*Written instruction*: Put the lines from the first one through the one containing "candle [221, 181, 224, 191]" into a Markdown table with two columns, Row and Line. Give each row a number and leave out blank lines.

*Dataset content*:

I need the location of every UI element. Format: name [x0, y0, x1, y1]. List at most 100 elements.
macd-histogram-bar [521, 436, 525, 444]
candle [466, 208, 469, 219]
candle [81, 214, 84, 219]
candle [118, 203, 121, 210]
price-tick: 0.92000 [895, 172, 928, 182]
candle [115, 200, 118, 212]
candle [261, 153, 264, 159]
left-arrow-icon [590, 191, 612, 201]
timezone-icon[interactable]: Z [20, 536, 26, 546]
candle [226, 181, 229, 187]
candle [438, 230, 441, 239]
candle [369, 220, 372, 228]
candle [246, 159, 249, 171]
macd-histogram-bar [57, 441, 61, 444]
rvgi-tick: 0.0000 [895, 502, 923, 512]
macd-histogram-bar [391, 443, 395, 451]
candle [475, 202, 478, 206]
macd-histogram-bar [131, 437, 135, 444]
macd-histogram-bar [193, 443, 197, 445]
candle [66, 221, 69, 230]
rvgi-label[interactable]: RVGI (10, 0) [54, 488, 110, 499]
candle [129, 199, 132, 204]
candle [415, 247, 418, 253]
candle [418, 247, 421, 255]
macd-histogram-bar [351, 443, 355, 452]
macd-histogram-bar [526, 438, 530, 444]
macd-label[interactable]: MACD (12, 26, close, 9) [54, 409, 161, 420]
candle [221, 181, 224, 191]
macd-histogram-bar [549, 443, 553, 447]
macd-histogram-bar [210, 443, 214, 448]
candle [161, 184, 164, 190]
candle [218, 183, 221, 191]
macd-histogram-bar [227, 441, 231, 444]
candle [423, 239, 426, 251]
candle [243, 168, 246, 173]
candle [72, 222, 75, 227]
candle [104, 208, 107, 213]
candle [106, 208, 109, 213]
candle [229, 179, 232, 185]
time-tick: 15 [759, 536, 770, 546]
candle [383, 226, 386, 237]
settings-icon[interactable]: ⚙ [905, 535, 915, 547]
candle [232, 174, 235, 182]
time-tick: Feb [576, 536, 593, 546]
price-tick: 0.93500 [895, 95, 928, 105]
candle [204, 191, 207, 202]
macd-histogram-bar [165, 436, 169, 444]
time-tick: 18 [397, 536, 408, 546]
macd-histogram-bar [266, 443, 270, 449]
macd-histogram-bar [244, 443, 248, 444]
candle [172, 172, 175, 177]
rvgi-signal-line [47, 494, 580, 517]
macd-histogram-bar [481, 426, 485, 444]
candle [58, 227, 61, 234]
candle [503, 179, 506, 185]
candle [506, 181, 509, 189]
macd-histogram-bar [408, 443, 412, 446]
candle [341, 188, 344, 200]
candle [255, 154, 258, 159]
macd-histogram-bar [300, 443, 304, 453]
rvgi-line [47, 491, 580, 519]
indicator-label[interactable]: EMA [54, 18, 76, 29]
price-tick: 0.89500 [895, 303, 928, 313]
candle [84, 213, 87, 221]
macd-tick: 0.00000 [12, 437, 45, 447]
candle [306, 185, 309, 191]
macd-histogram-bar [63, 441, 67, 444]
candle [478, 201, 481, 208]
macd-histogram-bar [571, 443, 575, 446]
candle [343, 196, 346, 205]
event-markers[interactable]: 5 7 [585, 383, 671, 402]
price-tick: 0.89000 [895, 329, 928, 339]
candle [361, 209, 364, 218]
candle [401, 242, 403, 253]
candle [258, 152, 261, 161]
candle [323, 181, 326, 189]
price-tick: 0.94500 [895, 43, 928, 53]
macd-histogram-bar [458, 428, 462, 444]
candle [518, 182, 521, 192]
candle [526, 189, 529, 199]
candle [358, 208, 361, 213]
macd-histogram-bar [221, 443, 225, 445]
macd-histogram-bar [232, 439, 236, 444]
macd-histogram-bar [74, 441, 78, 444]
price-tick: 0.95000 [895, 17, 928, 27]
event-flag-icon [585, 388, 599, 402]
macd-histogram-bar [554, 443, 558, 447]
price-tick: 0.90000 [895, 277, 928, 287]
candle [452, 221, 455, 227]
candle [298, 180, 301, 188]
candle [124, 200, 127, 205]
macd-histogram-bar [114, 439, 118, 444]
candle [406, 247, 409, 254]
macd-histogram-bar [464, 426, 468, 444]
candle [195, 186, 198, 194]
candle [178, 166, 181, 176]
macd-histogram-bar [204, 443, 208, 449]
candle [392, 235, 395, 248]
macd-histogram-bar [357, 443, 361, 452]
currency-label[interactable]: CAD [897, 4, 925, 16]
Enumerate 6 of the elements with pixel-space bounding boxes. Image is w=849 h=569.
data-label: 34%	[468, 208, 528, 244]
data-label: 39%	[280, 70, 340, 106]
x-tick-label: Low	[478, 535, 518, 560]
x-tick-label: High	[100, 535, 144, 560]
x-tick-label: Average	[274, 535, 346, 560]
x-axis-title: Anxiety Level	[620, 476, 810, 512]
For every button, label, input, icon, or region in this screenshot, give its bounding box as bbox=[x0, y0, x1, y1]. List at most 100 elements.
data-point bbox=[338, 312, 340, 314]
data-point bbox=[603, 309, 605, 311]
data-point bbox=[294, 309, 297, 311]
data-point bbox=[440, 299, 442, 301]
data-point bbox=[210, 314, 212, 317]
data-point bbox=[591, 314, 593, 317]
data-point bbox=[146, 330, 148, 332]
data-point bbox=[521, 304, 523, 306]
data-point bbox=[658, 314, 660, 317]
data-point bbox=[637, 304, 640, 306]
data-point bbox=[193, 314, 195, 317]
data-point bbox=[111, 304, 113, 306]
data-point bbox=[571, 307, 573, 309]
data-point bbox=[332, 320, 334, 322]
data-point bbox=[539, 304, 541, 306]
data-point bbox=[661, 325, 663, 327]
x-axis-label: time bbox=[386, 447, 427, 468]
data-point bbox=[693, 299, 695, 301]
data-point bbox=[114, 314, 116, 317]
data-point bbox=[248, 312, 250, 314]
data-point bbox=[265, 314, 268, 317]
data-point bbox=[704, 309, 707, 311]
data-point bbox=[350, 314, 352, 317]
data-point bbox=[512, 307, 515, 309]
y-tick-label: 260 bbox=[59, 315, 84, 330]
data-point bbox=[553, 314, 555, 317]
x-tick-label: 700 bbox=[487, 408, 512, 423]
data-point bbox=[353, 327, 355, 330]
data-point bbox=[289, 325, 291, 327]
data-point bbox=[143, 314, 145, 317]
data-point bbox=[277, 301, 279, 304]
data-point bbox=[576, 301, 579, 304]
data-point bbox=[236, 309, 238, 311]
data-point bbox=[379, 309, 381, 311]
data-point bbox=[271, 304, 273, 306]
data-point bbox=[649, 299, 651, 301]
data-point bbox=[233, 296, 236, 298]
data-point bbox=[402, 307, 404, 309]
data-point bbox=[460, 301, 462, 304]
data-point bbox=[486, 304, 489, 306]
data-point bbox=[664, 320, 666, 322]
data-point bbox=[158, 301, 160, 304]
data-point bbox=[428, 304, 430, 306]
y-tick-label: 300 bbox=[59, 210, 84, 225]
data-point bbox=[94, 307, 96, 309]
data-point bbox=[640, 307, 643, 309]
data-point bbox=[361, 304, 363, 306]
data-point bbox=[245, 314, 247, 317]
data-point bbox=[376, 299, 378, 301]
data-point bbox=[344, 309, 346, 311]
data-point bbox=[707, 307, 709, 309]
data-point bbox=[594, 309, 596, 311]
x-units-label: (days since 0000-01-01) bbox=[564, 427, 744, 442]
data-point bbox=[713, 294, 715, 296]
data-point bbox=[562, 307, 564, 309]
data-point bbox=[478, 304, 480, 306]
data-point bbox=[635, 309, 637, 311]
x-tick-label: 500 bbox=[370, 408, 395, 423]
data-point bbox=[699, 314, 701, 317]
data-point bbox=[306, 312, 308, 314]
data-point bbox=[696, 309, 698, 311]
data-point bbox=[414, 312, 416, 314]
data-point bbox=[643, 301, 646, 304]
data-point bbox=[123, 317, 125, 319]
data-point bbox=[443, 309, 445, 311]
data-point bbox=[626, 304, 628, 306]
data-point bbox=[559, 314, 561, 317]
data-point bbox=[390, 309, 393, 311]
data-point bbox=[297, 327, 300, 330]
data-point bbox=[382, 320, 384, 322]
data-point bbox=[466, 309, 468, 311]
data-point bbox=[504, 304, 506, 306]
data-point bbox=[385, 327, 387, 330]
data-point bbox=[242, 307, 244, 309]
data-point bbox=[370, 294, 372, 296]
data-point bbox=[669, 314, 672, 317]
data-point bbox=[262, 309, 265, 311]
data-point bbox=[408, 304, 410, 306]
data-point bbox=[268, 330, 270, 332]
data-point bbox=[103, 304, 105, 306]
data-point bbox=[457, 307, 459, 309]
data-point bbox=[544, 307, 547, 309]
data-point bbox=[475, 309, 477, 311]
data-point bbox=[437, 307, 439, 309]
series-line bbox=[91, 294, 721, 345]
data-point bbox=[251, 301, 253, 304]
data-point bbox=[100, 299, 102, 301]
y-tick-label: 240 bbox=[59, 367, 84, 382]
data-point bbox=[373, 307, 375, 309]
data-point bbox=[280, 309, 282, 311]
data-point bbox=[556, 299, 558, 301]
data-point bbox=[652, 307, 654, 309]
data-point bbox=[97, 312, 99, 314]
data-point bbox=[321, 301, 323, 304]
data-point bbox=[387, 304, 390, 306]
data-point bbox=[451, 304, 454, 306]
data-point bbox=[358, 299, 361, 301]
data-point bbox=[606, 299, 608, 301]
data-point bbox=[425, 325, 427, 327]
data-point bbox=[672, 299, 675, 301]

*Answer to the task*:
| Row | Line |
|---|---|
| 1 | I need the location of every UI element. Format: name [x0, y0, x1, y1]. List at most 100 elements. |
| 2 | macd-histogram-bar [521, 436, 525, 444] |
| 3 | candle [466, 208, 469, 219] |
| 4 | candle [81, 214, 84, 219] |
| 5 | candle [118, 203, 121, 210] |
| 6 | price-tick: 0.92000 [895, 172, 928, 182] |
| 7 | candle [115, 200, 118, 212] |
| 8 | candle [261, 153, 264, 159] |
| 9 | left-arrow-icon [590, 191, 612, 201] |
| 10 | timezone-icon[interactable]: Z [20, 536, 26, 546] |
| 11 | candle [226, 181, 229, 187] |
| 12 | candle [438, 230, 441, 239] |
| 13 | candle [369, 220, 372, 228] |
| 14 | candle [246, 159, 249, 171] |
| 15 | macd-histogram-bar [57, 441, 61, 444] |
| 16 | rvgi-tick: 0.0000 [895, 502, 923, 512] |
| 17 | macd-histogram-bar [391, 443, 395, 451] |
| 18 | candle [475, 202, 478, 206] |
| 19 | macd-histogram-bar [131, 437, 135, 444] |
| 20 | macd-histogram-bar [193, 443, 197, 445] |
| 21 | candle [66, 221, 69, 230] |
| 22 | rvgi-label[interactable]: RVGI (10, 0) [54, 488, 110, 499] |
| 23 | candle [129, 199, 132, 204] |
| 24 | candle [415, 247, 418, 253] |
| 25 | candle [418, 247, 421, 255] |
| 26 | macd-histogram-bar [351, 443, 355, 452] |
| 27 | macd-histogram-bar [526, 438, 530, 444] |
| 28 | macd-label[interactable]: MACD (12, 26, close, 9) [54, 409, 161, 420] |
| 29 | candle [221, 181, 224, 191] |